**本文**
これまでもずっと麗しかったけれど、ここへもってきて燃える怒りにより凄みが増し、これぞマレ様という迫力です。

それにしてもこの衣装、明らかにイッセイミヤケじゃないかね。
細かくプリーツの入った黒い生地自体イッセイミヤケの香りがプンプンしますが(でもプリーツプリーズじゃなくてイッセイミヤケなのよね)、袖の形とかX型のシルエットとか、どこからどうみてもイッセイミヤケ以外の何物でもありません。
イッセイミヤケのデザインでないのだったら、よほどそれを研究して作られたのでしょう。

ともかく、イッセイミヤケなマレ様は最高に麗しく、そして最高に邪悪でした。
恐怖で凍りつく人々を余裕の笑みで一瞥し、恐慌状態のステファンに対しても決して不実をなじったりせず、凄みのある笑顔を浮かべたまま、例の呪いを掛けるのです。

「王女は16歳の誕生日の日没前に糸車の針に刺され、死のような眠りに落ちるだろう。真実の愛のキス以外に目覚めさせる方法は無い」というものです。

**データ行**
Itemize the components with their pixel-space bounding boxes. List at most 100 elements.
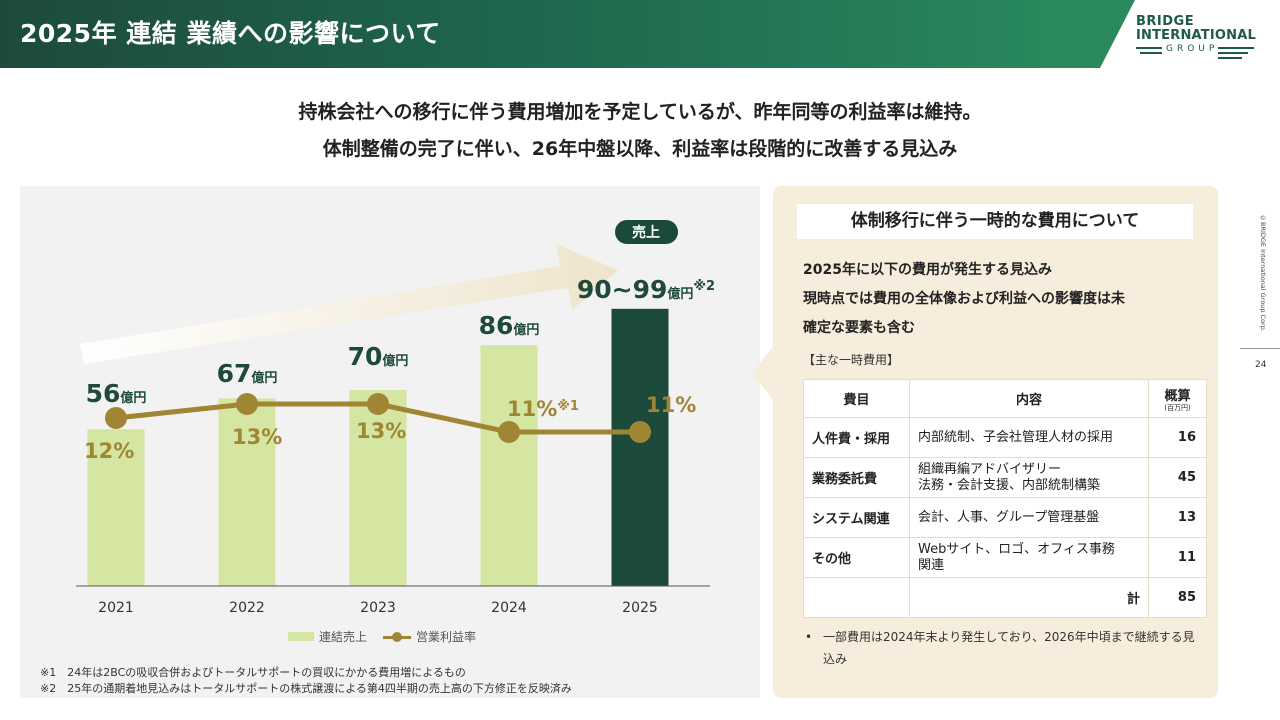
header-band (0, 0, 1080, 68)
col-header-content: 内容 (909, 379, 1149, 418)
x-tick-2022: 2022 (229, 600, 265, 616)
cell-content-line: 組織再編アドバイザリー (918, 461, 1062, 477)
footnote-1: ※1 24年は2BCの吸収合併およびトータルサポートの買収にかかる費用増によるも… (40, 666, 466, 679)
headline-line-2: 体制整備の完了に伴い、26年中盤以降、利益率は段階的に改善する見込み (322, 138, 958, 160)
sales-value-label-2021: 56億円 (86, 379, 147, 408)
sales-badge: 売上 (615, 220, 678, 244)
margin-pct-label-2021: 12% (84, 439, 134, 463)
footnote-2: ※2 25年の通期着地見込みはトータルサポートの株式譲渡による第4四半期の売上高… (40, 682, 572, 695)
margin-point-2025 (629, 421, 651, 443)
logo-text-international: INTERNATIONAL (1136, 28, 1256, 43)
margin-point-2021 (105, 407, 127, 429)
margin-pct-labels: 12% 13% 13% 11%※1 11% (84, 393, 696, 463)
sales-margin-chart: 2021 2022 2023 2024 2025 56億円 67億円 70億円 86億円 90~… (76, 220, 716, 616)
panel-title: 体制移行に伴う一時的な費用について (797, 204, 1193, 239)
margin-point-2022 (236, 393, 258, 415)
col-header-amount: 概算 (百万円) (1148, 379, 1207, 418)
legend-line-swatch (383, 631, 412, 642)
panel-desc-1: 2025年に以下の費用が発生する見込み (803, 262, 1052, 278)
margin-pct-label-2024: 11%※1 (507, 397, 579, 421)
table-row: システム関連 会計、人事、グループ管理基盤 13 (803, 497, 1207, 538)
page-number: 24 (1255, 360, 1267, 370)
growth-arrow-icon (80, 244, 618, 364)
cell-category: 人件費・採用 (803, 417, 910, 458)
chart-legend: 連結売上 営業利益率 (288, 628, 476, 645)
cell-content: Webサイト、ロゴ、オフィス事務 関連 (909, 537, 1149, 578)
one-time-cost-panel: 体制移行に伴う一時的な費用について 2025年に以下の費用が発生する見込み 現時… (773, 186, 1218, 698)
total-amount: 85 (1148, 577, 1207, 618)
margin-line-layer (105, 393, 651, 443)
table-total-row: 計 85 (803, 577, 1207, 618)
sales-value-labels: 56億円 67億円 70億円 86億円 90~99億円※2 (86, 275, 716, 408)
cell-content-line: 会計、人事、グループ管理基盤 (918, 509, 1100, 525)
cell-content: 内部統制、子会社管理人材の採用 (909, 417, 1149, 458)
page-number-rule (1240, 348, 1280, 349)
sales-value-label-2025: 90~99億円※2 (577, 275, 715, 304)
cell-category: システム関連 (803, 497, 910, 538)
table-row: その他 Webサイト、ロゴ、オフィス事務 関連 11 (803, 537, 1207, 578)
chart-panel: 2021 2022 2023 2024 2025 56億円 67億円 70億円 86億円 90~… (20, 186, 760, 698)
cell-amount: 13 (1148, 497, 1207, 538)
cell-category: その他 (803, 537, 910, 578)
margin-pct-label-2023: 13% (356, 419, 406, 443)
headline-line-1: 持株会社への移行に伴う費用増加を予定しているが、昨年同等の利益率は維持。 (298, 101, 982, 123)
header: 2025年 連結 業績への影響について BRIDGE INTERNATIONAL… (0, 0, 1280, 68)
legend-item-margin: 営業利益率 (383, 628, 476, 645)
table-row: 人件費・採用 内部統制、子会社管理人材の採用 16 (803, 417, 1207, 458)
panel-desc-2: 現時点では費用の全体像および利益への影響度は未 (803, 291, 1125, 307)
sales-value-label-2023: 70億円 (348, 342, 409, 371)
col-header-amount-label: 概算 (1164, 388, 1191, 404)
logo-stripes-right-icon (1218, 47, 1254, 59)
legend-bar-swatch (288, 632, 314, 641)
x-tick-2023: 2023 (360, 600, 396, 616)
total-label: 計 (909, 577, 1149, 618)
cell-amount: 16 (1148, 417, 1207, 458)
cost-note-bullet: 一部費用は2024年末より発生しており、2026年中頃まで継続する見込み (803, 626, 1203, 670)
copyright-text: ©BRIDGE International Group Corp. (1259, 214, 1267, 332)
cell-content: 会計、人事、グループ管理基盤 (909, 497, 1149, 538)
cell-empty (803, 577, 910, 618)
logo-text-group: GROUP (1166, 44, 1219, 54)
table-header-row: 費目 内容 概算 (百万円) (803, 379, 1207, 418)
header-wedge (1040, 0, 1135, 68)
cell-content-line: 法務・会計支援、内部統制構築 (918, 477, 1101, 493)
sales-value-label-2022: 67億円 (217, 359, 278, 388)
legend-item-sales: 連結売上 (288, 628, 367, 645)
x-axis-labels: 2021 2022 2023 2024 2025 (98, 600, 658, 616)
legend-label-sales: 連結売上 (319, 630, 368, 644)
col-header-amount-unit: (百万円) (1164, 403, 1191, 412)
panel-pointer (752, 345, 774, 401)
cell-category: 業務委託費 (803, 457, 910, 498)
margin-pct-label-2022: 13% (232, 425, 282, 449)
cell-content: 組織再編アドバイザリー 法務・会計支援、内部統制構築 (909, 457, 1149, 498)
cost-table: 費目 内容 概算 (百万円) 人件費・採用 内部統制、子会社管理人材の採用 16… (803, 379, 1207, 618)
x-tick-2024: 2024 (491, 600, 527, 616)
margin-point-2024 (498, 421, 520, 443)
company-logo: BRIDGE INTERNATIONAL GROUP (1132, 12, 1262, 62)
logo-text-bridge: BRIDGE (1136, 14, 1195, 29)
sales-bar-2022 (218, 398, 276, 586)
legend-label-margin: 営業利益率 (416, 630, 477, 644)
col-header-category: 費目 (803, 379, 910, 418)
x-tick-2021: 2021 (98, 600, 134, 616)
sales-value-label-2024: 86億円 (479, 311, 540, 340)
margin-pct-label-2025: 11% (646, 393, 696, 417)
panel-desc-3: 確定な要素も含む (803, 320, 915, 336)
logo-stripes-left-icon (1136, 47, 1162, 54)
x-tick-2025: 2025 (622, 600, 658, 616)
cost-section-label: 【主な一時費用】 (803, 353, 900, 367)
cell-amount: 45 (1148, 457, 1207, 498)
sales-bar-2021 (87, 429, 145, 586)
table-row: 業務委託費 組織再編アドバイザリー 法務・会計支援、内部統制構築 45 (803, 457, 1207, 498)
margin-point-2023 (367, 393, 389, 415)
sales-badge-label: 売上 (632, 224, 660, 241)
page-title: 2025年 連結 業績への影響について (20, 19, 441, 48)
sales-bar-2023 (349, 390, 407, 586)
cell-content-line: 内部統制、子会社管理人材の採用 (918, 429, 1114, 445)
sales-bar-2024 (480, 345, 538, 586)
bars-layer (87, 308, 669, 586)
cell-amount: 11 (1148, 537, 1207, 578)
sales-bar-2025 (611, 308, 669, 586)
cell-content-line: Webサイト、ロゴ、オフィス事務 (918, 541, 1115, 557)
cell-content-line: 関連 (918, 557, 945, 573)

**記述課題**
(a) 本文によると、呪いをかけられた王女が糸車の針に刺されるのは何歳の誕生日の日没前ですか。
(b) 本文の「イッセイミヤケのデザインでな」を含む語句で始まり「方法は無い」というものです。」で終わる部分を、「ステファン」を「王」に差し替えて書き直してください。
(c) 本文で、衣装がイッセイミヤケだと思わせる点として挙げられている特徴をすべて挙げてください。
データ行は本文とは関係のない別の資料です。

**課題別解答**
(a) 16歳の誕生日の日没前です。

(b)
イッセイミヤケのデザインでないのだったら、よほどそれを研究して作られたのでしょう。

ともかく、イッセイミヤケなマレ様は最高に麗しく、そして最高に邪悪でした。
恐怖で凍りつく人々を余裕の笑みで一瞥し、恐慌状態の王に対しても決して不実をなじったりせず、凄みのある笑顔を浮かべたまま、例の呪いを掛けるのです。

「王女は16歳の誕生日の日没前に糸車の針に刺され、死のような眠りに落ちるだろう。真実の愛のキス以外に目覚めさせる方法は無い」というものです。

(c) 細かくプリーツの入った黒い生地、袖の形、X型のシルエット